Your goal »
Your task is to output the entries below word for word.
+++ Data shown +++
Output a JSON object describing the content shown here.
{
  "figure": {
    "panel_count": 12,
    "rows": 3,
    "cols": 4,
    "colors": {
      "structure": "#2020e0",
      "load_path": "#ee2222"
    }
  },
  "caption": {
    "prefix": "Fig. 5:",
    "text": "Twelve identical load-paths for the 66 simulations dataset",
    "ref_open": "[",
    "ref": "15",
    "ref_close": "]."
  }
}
+++
Solution for this exercise »
Output a JSON object describing the content shown here.
{
  "figure": {
    "panel_count": 12,
    "rows": 3,
    "cols": 4,
    "colors": {
      "structure": "#2020e0",
      "load_path": "#ee2222"
    }
  },
  "caption": {
    "prefix": "Fig. 5:",
    "text": "Twelve identical load-paths for the 66 simulations dataset",
    "ref_open": "[",
    "ref": "15",
    "ref_close": "]."
  }
}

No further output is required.